Raw data »
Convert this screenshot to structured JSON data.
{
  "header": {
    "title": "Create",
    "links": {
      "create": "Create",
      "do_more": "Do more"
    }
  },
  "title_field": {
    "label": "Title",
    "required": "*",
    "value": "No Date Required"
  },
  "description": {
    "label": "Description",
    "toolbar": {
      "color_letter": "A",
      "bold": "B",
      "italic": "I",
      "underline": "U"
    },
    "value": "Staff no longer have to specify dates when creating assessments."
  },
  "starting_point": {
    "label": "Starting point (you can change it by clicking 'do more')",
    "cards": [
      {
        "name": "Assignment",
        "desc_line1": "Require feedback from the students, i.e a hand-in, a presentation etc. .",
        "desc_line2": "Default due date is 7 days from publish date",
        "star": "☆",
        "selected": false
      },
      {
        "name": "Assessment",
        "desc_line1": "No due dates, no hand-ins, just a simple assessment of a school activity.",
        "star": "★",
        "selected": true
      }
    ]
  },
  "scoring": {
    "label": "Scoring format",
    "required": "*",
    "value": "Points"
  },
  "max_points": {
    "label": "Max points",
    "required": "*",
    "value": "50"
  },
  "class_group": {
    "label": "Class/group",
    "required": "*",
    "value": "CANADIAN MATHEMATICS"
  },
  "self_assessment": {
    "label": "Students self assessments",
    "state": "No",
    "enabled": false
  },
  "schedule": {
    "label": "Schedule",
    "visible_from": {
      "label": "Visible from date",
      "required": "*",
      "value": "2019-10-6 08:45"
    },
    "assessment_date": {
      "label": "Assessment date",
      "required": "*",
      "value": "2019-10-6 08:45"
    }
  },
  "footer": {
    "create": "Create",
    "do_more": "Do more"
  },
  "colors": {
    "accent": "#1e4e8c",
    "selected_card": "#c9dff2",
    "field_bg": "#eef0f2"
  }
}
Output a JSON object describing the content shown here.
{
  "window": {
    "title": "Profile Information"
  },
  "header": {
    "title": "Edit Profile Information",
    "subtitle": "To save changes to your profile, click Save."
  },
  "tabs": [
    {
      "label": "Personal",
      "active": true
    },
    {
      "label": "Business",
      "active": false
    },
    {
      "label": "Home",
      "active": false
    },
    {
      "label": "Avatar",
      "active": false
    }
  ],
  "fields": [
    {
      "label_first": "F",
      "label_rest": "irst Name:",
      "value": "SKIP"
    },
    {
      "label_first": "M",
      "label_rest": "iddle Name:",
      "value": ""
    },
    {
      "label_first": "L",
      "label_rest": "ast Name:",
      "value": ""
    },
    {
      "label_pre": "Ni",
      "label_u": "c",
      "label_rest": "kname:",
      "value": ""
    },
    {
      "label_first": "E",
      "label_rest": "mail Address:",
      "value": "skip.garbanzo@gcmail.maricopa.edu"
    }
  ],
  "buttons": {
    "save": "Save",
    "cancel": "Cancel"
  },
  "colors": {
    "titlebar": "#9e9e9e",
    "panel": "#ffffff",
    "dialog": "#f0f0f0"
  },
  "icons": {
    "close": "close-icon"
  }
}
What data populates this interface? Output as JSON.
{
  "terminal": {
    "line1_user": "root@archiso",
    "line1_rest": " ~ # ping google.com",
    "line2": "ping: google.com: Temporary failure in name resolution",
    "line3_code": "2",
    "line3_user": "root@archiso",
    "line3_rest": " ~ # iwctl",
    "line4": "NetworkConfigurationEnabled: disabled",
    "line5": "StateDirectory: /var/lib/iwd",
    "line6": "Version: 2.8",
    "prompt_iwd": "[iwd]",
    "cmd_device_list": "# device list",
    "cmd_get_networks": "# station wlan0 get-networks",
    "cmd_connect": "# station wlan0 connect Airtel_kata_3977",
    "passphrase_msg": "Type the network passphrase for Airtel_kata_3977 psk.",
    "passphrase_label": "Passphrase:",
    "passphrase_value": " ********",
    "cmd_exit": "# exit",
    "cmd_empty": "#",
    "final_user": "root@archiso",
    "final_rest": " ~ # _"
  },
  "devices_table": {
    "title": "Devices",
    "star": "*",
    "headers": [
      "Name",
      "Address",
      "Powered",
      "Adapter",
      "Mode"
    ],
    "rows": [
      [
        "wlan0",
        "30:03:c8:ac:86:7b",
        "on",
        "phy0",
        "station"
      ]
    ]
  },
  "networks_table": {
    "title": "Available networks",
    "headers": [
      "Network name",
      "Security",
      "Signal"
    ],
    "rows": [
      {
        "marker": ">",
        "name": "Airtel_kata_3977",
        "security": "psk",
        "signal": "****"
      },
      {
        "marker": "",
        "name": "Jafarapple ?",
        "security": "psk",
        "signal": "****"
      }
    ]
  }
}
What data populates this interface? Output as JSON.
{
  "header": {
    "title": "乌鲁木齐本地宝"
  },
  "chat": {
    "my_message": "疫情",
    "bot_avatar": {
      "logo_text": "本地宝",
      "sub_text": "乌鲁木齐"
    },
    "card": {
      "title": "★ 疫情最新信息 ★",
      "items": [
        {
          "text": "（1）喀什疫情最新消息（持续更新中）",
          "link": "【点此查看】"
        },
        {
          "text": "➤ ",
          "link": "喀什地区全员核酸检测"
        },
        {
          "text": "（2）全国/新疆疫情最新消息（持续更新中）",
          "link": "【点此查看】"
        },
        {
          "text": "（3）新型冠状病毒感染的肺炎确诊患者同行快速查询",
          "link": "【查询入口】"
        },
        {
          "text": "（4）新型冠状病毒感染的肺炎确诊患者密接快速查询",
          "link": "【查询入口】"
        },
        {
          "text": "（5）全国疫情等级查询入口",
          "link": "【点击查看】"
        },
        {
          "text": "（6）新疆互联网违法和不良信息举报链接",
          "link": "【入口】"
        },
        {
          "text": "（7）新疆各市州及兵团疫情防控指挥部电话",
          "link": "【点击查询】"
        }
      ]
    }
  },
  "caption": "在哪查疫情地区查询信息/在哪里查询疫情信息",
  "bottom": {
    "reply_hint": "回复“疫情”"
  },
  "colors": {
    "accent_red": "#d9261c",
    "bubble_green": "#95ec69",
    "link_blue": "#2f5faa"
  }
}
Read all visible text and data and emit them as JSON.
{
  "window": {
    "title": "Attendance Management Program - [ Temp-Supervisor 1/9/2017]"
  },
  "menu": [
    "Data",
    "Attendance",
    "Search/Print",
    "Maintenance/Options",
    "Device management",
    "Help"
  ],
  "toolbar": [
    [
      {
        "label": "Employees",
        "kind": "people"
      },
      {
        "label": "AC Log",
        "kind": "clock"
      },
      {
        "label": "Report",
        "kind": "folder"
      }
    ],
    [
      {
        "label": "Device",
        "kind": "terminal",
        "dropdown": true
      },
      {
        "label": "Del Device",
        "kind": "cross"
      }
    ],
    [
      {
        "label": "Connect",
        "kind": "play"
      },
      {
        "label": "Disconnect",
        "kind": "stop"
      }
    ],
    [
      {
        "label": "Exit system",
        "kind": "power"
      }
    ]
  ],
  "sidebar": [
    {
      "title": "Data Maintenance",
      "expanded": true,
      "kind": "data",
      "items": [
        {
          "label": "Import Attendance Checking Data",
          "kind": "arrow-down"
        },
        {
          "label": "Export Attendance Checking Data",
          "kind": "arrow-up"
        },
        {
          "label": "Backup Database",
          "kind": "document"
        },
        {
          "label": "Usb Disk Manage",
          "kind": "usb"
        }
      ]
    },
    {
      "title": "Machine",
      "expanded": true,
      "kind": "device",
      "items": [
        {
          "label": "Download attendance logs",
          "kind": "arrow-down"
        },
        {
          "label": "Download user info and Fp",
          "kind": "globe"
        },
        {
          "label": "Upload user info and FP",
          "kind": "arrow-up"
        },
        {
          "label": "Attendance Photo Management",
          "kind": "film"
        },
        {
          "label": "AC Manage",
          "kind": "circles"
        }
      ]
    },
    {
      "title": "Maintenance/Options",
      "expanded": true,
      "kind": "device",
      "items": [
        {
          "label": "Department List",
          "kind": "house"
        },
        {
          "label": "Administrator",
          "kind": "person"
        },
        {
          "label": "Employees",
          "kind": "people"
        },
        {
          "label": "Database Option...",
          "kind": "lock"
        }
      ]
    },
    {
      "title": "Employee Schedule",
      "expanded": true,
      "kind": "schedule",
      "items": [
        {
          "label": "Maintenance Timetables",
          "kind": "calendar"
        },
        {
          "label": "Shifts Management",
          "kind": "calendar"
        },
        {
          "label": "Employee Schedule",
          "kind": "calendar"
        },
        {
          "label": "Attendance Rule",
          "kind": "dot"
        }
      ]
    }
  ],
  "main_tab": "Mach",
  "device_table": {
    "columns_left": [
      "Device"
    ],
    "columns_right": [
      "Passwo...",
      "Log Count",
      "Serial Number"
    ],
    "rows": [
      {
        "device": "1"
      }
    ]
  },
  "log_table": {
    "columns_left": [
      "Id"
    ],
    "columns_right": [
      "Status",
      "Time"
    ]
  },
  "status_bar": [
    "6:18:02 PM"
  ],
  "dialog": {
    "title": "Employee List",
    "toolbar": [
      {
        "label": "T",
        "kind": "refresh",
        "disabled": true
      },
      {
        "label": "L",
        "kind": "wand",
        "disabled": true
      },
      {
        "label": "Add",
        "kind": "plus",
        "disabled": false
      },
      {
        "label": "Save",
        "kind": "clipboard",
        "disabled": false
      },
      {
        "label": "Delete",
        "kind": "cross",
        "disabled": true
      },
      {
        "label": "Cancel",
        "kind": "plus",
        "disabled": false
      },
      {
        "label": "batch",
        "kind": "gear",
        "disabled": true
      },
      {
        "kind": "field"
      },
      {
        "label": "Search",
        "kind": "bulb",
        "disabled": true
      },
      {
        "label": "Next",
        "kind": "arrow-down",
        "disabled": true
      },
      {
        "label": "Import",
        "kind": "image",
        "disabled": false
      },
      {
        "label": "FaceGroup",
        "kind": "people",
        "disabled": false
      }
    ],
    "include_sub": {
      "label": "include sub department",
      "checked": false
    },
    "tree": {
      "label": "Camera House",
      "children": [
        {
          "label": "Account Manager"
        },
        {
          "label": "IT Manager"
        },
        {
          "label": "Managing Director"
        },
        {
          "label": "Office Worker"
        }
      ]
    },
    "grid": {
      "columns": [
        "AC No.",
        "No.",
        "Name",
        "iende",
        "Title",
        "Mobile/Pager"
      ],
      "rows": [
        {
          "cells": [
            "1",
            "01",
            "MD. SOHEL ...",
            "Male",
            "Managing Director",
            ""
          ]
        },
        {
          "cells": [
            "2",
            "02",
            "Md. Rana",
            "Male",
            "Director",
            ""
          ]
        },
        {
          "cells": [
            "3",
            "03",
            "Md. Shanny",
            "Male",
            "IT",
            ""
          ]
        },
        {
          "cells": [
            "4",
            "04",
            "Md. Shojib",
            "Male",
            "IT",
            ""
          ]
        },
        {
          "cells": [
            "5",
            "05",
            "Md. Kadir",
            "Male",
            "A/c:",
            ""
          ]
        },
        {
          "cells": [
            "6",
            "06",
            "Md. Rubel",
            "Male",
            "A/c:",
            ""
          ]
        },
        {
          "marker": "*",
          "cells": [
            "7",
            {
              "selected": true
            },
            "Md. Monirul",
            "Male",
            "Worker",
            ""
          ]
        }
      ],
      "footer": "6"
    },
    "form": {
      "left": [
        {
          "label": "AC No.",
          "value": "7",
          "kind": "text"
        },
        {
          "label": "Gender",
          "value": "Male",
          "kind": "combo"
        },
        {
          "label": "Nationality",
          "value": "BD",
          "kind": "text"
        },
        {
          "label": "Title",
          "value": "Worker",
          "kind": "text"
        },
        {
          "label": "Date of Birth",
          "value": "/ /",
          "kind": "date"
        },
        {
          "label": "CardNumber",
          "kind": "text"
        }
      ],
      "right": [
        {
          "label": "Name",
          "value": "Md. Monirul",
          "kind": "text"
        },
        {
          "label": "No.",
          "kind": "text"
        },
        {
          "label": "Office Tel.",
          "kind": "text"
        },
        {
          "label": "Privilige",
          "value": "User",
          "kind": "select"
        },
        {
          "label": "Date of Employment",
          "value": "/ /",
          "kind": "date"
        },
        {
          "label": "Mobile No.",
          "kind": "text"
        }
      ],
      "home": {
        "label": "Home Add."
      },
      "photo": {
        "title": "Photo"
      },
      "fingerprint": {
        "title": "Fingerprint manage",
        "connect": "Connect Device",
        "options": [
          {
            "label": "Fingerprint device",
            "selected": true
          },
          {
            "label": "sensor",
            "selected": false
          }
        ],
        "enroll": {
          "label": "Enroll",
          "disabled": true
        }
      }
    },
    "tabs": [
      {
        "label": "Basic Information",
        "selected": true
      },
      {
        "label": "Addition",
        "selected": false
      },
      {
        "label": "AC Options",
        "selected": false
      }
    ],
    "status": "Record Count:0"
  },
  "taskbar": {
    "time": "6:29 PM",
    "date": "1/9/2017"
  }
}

Written instruction »
Copy each line from the data above that includes "Office".

Solution to this exercise »
          "label": "Office Worker"
          "label": "Office Tel.",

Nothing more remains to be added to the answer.